**TEXT PASSAGE**
But experts say that progress has been piecemeal, and that promises to improve the system repeatedly fall short. Often, money and attention focus on short-term or cosmetic improvements instead of the development of rehabilitation programs and other long-term care.

“Mexico, I have to say, is wasting some of its money,” said Dr. Robert L. Okin, a psychiatrist and an adviser for Disability Rights International, who visited several psychiatric hospitals last month to inspect conditions. “It’s rearranging the chairs of the Titanic.”

In one hospital, some staff members admitted that patients had no activities, their days spent in bed or scratching at the walls.

In another facility, construction was under way for three new buildings for outpatient visits and administrative offices. Yet a pilot program to help patients learn everyday tasks through regular restaurant and supermarket visits has served only six patients, and its expansion has been slow because of a lack of resources. The hospital also had plans for a halfway house for up to five patients, but it struggled to find basic necessities like furniture.

Formed in 2011, Colectivo Chuhcan began as a Disability Rights International project but has since broken off on its own. Its members encourage one another in their rehabilitation, give emotional support to psychiatric patients and mount information campaigns to eradicate the stigma related to mental illness. In August, they began touring psychiatric hospitals and pressuring the government to improve conditions.

Mental health issues are largely taboo and often misunderstood in Mexico. But hints of acceptance are emerging. Radio Abierta, a radio program in Mexico created by psychiatric patients, has been growing steadily since beginning in 2009. It allows guests, many of whom have psychiatric disorders, to own the airwaves for an hour a week, and it has expanded to include experts and students of psychology.

“These are no longer voices that no one listens to; they are empowered,” said Dr. Sara Makowski, a psychiatrist who founded and hosts the program, which fosters discussions about anything from soccer to Buddhism.

The show has its own version of humor — with slogans like “Once you join the crazy boat, it’s hard to get off it” — but also airs serious complaints.

“They bathed me with cold water; I object to this!” Jaime Gustavo, a patient at a hospital near the show’s makeshift recording site, recounted on one recent episode.

Dr. Makowski said fielding such complaints had led administrators at that hospital to cut off her access there. About 20 patients from the hospital participated in the program when it first aired; now, only about 5 contribute regularly.

Dr. Okin, too, knows how closed off mental institutions can be. During one of his hospital visits last month, a physician told him that he could not take photographs and threatened to have him arrested if he tried to do so.

Such restraints on access make observations by members of Colectivo Chuhcan all the more important, experts say.

**WHAT IS EXPECTED**
In the passage about mental health care in Mexico, how many patients has the pilot program for learning everyday tasks served? The material has no connection to the passage about mental health care in Mexico.

Page segmentation data:
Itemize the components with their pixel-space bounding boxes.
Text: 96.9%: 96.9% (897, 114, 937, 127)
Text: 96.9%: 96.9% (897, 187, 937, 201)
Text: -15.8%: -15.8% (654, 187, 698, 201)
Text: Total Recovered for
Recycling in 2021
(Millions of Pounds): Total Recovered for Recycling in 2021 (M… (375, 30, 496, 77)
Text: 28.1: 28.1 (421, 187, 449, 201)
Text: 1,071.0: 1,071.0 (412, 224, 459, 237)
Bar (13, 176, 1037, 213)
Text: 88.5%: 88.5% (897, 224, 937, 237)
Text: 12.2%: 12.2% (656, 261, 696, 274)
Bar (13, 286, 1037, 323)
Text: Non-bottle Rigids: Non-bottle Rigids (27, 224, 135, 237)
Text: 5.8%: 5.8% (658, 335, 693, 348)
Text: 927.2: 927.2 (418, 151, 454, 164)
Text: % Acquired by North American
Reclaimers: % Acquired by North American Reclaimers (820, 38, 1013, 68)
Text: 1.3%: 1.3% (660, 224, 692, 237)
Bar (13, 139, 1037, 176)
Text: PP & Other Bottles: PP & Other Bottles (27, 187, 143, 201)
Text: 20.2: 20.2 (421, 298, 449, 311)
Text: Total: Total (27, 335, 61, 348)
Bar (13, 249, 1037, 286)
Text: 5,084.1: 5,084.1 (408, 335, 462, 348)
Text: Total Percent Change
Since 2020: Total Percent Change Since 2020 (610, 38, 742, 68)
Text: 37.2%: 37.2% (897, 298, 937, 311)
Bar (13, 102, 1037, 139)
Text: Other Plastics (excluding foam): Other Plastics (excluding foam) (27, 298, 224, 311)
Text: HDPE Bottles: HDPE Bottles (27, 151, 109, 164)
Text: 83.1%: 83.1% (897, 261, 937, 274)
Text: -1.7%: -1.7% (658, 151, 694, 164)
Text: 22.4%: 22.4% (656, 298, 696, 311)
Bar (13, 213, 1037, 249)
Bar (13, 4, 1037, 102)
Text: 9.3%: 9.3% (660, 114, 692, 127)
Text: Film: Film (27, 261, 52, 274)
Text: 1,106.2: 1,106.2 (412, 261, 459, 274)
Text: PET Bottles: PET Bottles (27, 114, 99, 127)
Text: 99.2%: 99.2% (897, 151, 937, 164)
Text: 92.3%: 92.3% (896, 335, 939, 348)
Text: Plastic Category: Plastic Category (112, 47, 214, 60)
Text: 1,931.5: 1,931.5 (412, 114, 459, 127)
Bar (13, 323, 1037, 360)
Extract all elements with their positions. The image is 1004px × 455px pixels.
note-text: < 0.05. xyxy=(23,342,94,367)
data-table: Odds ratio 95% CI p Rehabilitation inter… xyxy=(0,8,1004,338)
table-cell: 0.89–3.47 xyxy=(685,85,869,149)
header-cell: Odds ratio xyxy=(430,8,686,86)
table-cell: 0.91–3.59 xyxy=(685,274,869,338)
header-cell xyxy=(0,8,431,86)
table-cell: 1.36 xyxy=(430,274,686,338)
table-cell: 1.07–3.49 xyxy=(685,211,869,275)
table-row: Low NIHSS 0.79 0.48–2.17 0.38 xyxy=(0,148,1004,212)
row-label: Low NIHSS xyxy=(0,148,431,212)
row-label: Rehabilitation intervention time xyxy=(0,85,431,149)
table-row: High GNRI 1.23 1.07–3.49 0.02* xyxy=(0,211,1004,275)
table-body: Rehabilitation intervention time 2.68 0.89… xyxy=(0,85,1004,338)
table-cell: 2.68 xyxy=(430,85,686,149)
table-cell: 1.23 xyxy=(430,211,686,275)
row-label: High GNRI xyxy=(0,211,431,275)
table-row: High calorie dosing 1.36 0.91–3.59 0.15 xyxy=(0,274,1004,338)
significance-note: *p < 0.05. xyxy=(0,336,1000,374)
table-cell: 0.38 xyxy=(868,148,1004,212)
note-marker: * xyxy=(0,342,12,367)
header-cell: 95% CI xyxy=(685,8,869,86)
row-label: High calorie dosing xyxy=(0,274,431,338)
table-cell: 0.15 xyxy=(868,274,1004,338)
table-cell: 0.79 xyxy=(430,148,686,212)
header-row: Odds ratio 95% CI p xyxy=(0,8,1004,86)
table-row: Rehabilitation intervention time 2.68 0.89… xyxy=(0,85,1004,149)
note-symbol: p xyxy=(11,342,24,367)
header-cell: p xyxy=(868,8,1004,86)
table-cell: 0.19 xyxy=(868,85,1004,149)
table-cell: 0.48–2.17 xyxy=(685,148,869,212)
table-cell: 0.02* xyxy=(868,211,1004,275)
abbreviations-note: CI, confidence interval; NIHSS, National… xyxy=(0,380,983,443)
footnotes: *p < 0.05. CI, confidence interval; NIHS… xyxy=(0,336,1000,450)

**ANSWER TO THIS TASK**
Six patients.